═══ Records supplied ═══
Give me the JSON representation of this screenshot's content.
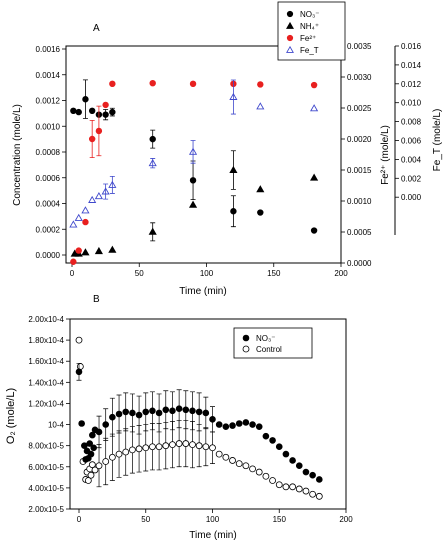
{
  "chart_data": [
    {
      "panel": "A",
      "type": "scatter",
      "xlabel": "Time (min)",
      "ylabel": "Concentration (mole/L)",
      "y2label": "Fe²⁺ (mole/L)",
      "y3label": "Fe_T (mole/L)",
      "xlim": [
        0,
        200
      ],
      "xticks": [
        "0",
        "50",
        "100",
        "150",
        "200"
      ],
      "ylim": [
        0,
        0.0016
      ],
      "yticks": [
        "0.0000",
        "0.0002",
        "0.0004",
        "0.0006",
        "0.0008",
        "0.0010",
        "0.0012",
        "0.0014",
        "0.0016"
      ],
      "y2lim": [
        0,
        0.0035
      ],
      "y2ticks": [
        "0.0000",
        "0.0005",
        "0.0010",
        "0.0015",
        "0.0020",
        "0.0025",
        "0.0030",
        "0.0035"
      ],
      "y3lim": [
        -0.004,
        0.016
      ],
      "y3ticks": [
        "0.000",
        "0.002",
        "0.004",
        "0.006",
        "0.008",
        "0.010",
        "0.012",
        "0.014",
        "0.016"
      ],
      "legend_position": "top-right",
      "series": [
        {
          "name": "NO₃⁻",
          "color": "#000000",
          "marker": "circle-filled",
          "axis": "left",
          "points": [
            {
              "x": 1,
              "y": 0.00112
            },
            {
              "x": 5,
              "y": 0.00111
            },
            {
              "x": 10,
              "y": 0.00121,
              "err": 0.00015
            },
            {
              "x": 15,
              "y": 0.00112
            },
            {
              "x": 20,
              "y": 0.00109
            },
            {
              "x": 25,
              "y": 0.00109,
              "err": 4e-05
            },
            {
              "x": 30,
              "y": 0.00111,
              "err": 3e-05
            },
            {
              "x": 60,
              "y": 0.0009,
              "err": 7e-05
            },
            {
              "x": 90,
              "y": 0.00058,
              "err": 0.00015
            },
            {
              "x": 120,
              "y": 0.00034,
              "err": 0.00012
            },
            {
              "x": 140,
              "y": 0.00033
            },
            {
              "x": 180,
              "y": 0.00019
            }
          ]
        },
        {
          "name": "NH₄⁺",
          "color": "#000000",
          "marker": "triangle-filled",
          "axis": "left",
          "points": [
            {
              "x": 2,
              "y": 1e-05
            },
            {
              "x": 5,
              "y": 1e-05
            },
            {
              "x": 10,
              "y": 2e-05
            },
            {
              "x": 20,
              "y": 3e-05
            },
            {
              "x": 30,
              "y": 4e-05
            },
            {
              "x": 60,
              "y": 0.00018,
              "err": 7e-05
            },
            {
              "x": 90,
              "y": 0.00039
            },
            {
              "x": 120,
              "y": 0.00066,
              "err": 0.00015
            },
            {
              "x": 140,
              "y": 0.00051
            },
            {
              "x": 180,
              "y": 0.0006
            }
          ]
        },
        {
          "name": "Fe²⁺",
          "color": "#e8201f",
          "marker": "circle-filled",
          "axis": "right",
          "points": [
            {
              "x": 1,
              "y": 2e-05
            },
            {
              "x": 5,
              "y": 0.0002
            },
            {
              "x": 10,
              "y": 0.00066
            },
            {
              "x": 15,
              "y": 0.002,
              "err": 0.0003
            },
            {
              "x": 20,
              "y": 0.00213,
              "err": 0.0004
            },
            {
              "x": 25,
              "y": 0.00255
            },
            {
              "x": 30,
              "y": 0.00289
            },
            {
              "x": 60,
              "y": 0.0029
            },
            {
              "x": 90,
              "y": 0.00289
            },
            {
              "x": 120,
              "y": 0.00289
            },
            {
              "x": 140,
              "y": 0.00288
            },
            {
              "x": 180,
              "y": 0.00287
            }
          ]
        },
        {
          "name": "Fe_T",
          "color": "#3f48cc",
          "marker": "triangle-open",
          "axis": "third",
          "points": [
            {
              "x": 1,
              "y": -0.0029
            },
            {
              "x": 5,
              "y": -0.0022
            },
            {
              "x": 10,
              "y": -0.0014
            },
            {
              "x": 15,
              "y": -0.0003
            },
            {
              "x": 20,
              "y": 0.0001
            },
            {
              "x": 25,
              "y": 0.0006,
              "err": 0.0008
            },
            {
              "x": 30,
              "y": 0.0013,
              "err": 0.0009
            },
            {
              "x": 60,
              "y": 0.0036,
              "err": 0.0005
            },
            {
              "x": 90,
              "y": 0.0048,
              "err": 0.0012
            },
            {
              "x": 120,
              "y": 0.0106,
              "err": 0.0018
            },
            {
              "x": 140,
              "y": 0.0096
            },
            {
              "x": 180,
              "y": 0.0094
            }
          ]
        }
      ]
    },
    {
      "panel": "B",
      "type": "scatter",
      "xlabel": "Time (min)",
      "ylabel": "O₂ (mole/L)",
      "xlim": [
        -5,
        200
      ],
      "xticks": [
        "0",
        "50",
        "100",
        "150",
        "200"
      ],
      "ylim": [
        2e-05,
        0.0002
      ],
      "yticks": [
        "2.00x10-5",
        "4.00x10-5",
        "6.00x10-5",
        "8.00x10-5",
        "10-4",
        "1.20x10-4",
        "1.40x10-4",
        "1.60x10-4",
        "1.80x10-4",
        "2.00x10-4"
      ],
      "legend_position": "top-right",
      "series": [
        {
          "name": "NO₃⁻",
          "color": "#000000",
          "marker": "circle-filled",
          "points": [
            {
              "x": 0,
              "y": 0.00015,
              "err": 8e-06
            },
            {
              "x": 2,
              "y": 0.000101
            },
            {
              "x": 4,
              "y": 8e-05
            },
            {
              "x": 5,
              "y": 6.7e-05
            },
            {
              "x": 6,
              "y": 7.5e-05
            },
            {
              "x": 7,
              "y": 6.8e-05
            },
            {
              "x": 8,
              "y": 8.2e-05
            },
            {
              "x": 9,
              "y": 7.2e-05
            },
            {
              "x": 10,
              "y": 9e-05
            },
            {
              "x": 11,
              "y": 7.8e-05
            },
            {
              "x": 12,
              "y": 9.5e-05
            },
            {
              "x": 15,
              "y": 9.3e-05,
              "err": 1.5e-05
            },
            {
              "x": 20,
              "y": 0.0001,
              "err": 1.5e-05
            },
            {
              "x": 25,
              "y": 0.000107,
              "err": 1.8e-05
            },
            {
              "x": 30,
              "y": 0.00011,
              "err": 1.8e-05
            },
            {
              "x": 35,
              "y": 0.000112,
              "err": 1.8e-05
            },
            {
              "x": 40,
              "y": 0.000111,
              "err": 1.8e-05
            },
            {
              "x": 45,
              "y": 0.000109,
              "err": 1.8e-05
            },
            {
              "x": 50,
              "y": 0.000112,
              "err": 1.8e-05
            },
            {
              "x": 55,
              "y": 0.000113,
              "err": 1.8e-05
            },
            {
              "x": 60,
              "y": 0.000111,
              "err": 1.8e-05
            },
            {
              "x": 65,
              "y": 0.000114,
              "err": 1.8e-05
            },
            {
              "x": 70,
              "y": 0.000113,
              "err": 1.8e-05
            },
            {
              "x": 75,
              "y": 0.000115,
              "err": 1.8e-05
            },
            {
              "x": 80,
              "y": 0.000114,
              "err": 1.8e-05
            },
            {
              "x": 85,
              "y": 0.000113,
              "err": 1.8e-05
            },
            {
              "x": 90,
              "y": 0.000112,
              "err": 1.8e-05
            },
            {
              "x": 95,
              "y": 0.000111,
              "err": 1.5e-05
            },
            {
              "x": 100,
              "y": 0.000105,
              "err": 1.2e-05
            },
            {
              "x": 105,
              "y": 0.0001
            },
            {
              "x": 110,
              "y": 9.8e-05
            },
            {
              "x": 115,
              "y": 9.9e-05
            },
            {
              "x": 120,
              "y": 0.000101
            },
            {
              "x": 125,
              "y": 0.000102
            },
            {
              "x": 130,
              "y": 0.0001
            },
            {
              "x": 135,
              "y": 9.8e-05
            },
            {
              "x": 140,
              "y": 8.9e-05
            },
            {
              "x": 145,
              "y": 8.5e-05
            },
            {
              "x": 150,
              "y": 7.9e-05
            },
            {
              "x": 155,
              "y": 7.2e-05
            },
            {
              "x": 160,
              "y": 6.6e-05
            },
            {
              "x": 165,
              "y": 6.1e-05
            },
            {
              "x": 170,
              "y": 5.5e-05
            },
            {
              "x": 175,
              "y": 5.2e-05
            },
            {
              "x": 180,
              "y": 4.8e-05
            }
          ]
        },
        {
          "name": "Control",
          "color": "#000000",
          "marker": "circle-open",
          "points": [
            {
              "x": 0,
              "y": 0.00018
            },
            {
              "x": 1,
              "y": 0.000155
            },
            {
              "x": 3,
              "y": 6.5e-05
            },
            {
              "x": 5,
              "y": 4.8e-05
            },
            {
              "x": 6,
              "y": 5.5e-05
            },
            {
              "x": 7,
              "y": 4.7e-05
            },
            {
              "x": 8,
              "y": 5.8e-05
            },
            {
              "x": 9,
              "y": 5.2e-05
            },
            {
              "x": 10,
              "y": 6.2e-05
            },
            {
              "x": 12,
              "y": 5.7e-05
            },
            {
              "x": 15,
              "y": 6.1e-05,
              "err": 2e-05
            },
            {
              "x": 20,
              "y": 6.5e-05,
              "err": 2.2e-05
            },
            {
              "x": 25,
              "y": 6.9e-05,
              "err": 2.2e-05
            },
            {
              "x": 30,
              "y": 7.2e-05,
              "err": 2.2e-05
            },
            {
              "x": 35,
              "y": 7.4e-05,
              "err": 2.2e-05
            },
            {
              "x": 40,
              "y": 7.6e-05,
              "err": 2.2e-05
            },
            {
              "x": 45,
              "y": 7.7e-05,
              "err": 2.2e-05
            },
            {
              "x": 50,
              "y": 7.8e-05,
              "err": 2.2e-05
            },
            {
              "x": 55,
              "y": 7.9e-05,
              "err": 2.2e-05
            },
            {
              "x": 60,
              "y": 7.9e-05,
              "err": 2.2e-05
            },
            {
              "x": 65,
              "y": 8e-05,
              "err": 2.2e-05
            },
            {
              "x": 70,
              "y": 8.1e-05,
              "err": 2.2e-05
            },
            {
              "x": 75,
              "y": 8.2e-05,
              "err": 2.2e-05
            },
            {
              "x": 80,
              "y": 8.2e-05,
              "err": 2.2e-05
            },
            {
              "x": 85,
              "y": 8.1e-05,
              "err": 2.2e-05
            },
            {
              "x": 90,
              "y": 8e-05,
              "err": 2e-05
            },
            {
              "x": 95,
              "y": 7.9e-05,
              "err": 1.8e-05
            },
            {
              "x": 100,
              "y": 7.8e-05,
              "err": 1.5e-05
            },
            {
              "x": 105,
              "y": 7.2e-05
            },
            {
              "x": 110,
              "y": 6.9e-05
            },
            {
              "x": 115,
              "y": 6.6e-05
            },
            {
              "x": 120,
              "y": 6.3e-05
            },
            {
              "x": 125,
              "y": 6.1e-05
            },
            {
              "x": 130,
              "y": 5.8e-05
            },
            {
              "x": 135,
              "y": 5.5e-05
            },
            {
              "x": 140,
              "y": 5.1e-05
            },
            {
              "x": 145,
              "y": 4.7e-05
            },
            {
              "x": 150,
              "y": 4.3e-05
            },
            {
              "x": 155,
              "y": 4.1e-05
            },
            {
              "x": 160,
              "y": 4.1e-05
            },
            {
              "x": 165,
              "y": 3.9e-05
            },
            {
              "x": 170,
              "y": 3.7e-05
            },
            {
              "x": 175,
              "y": 3.4e-05
            },
            {
              "x": 180,
              "y": 3.2e-05
            }
          ]
        }
      ]
    }
  ]
}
═══
-- Instructions to follow --
Show the lines that mention the word "mole".

-- Result of the task --
      "ylabel": "Concentration (mole/L)",
      "y2label": "Fe²⁺ (mole/L)",
      "y3label": "Fe_T (mole/L)",
      "ylabel": "O₂ (mole/L)",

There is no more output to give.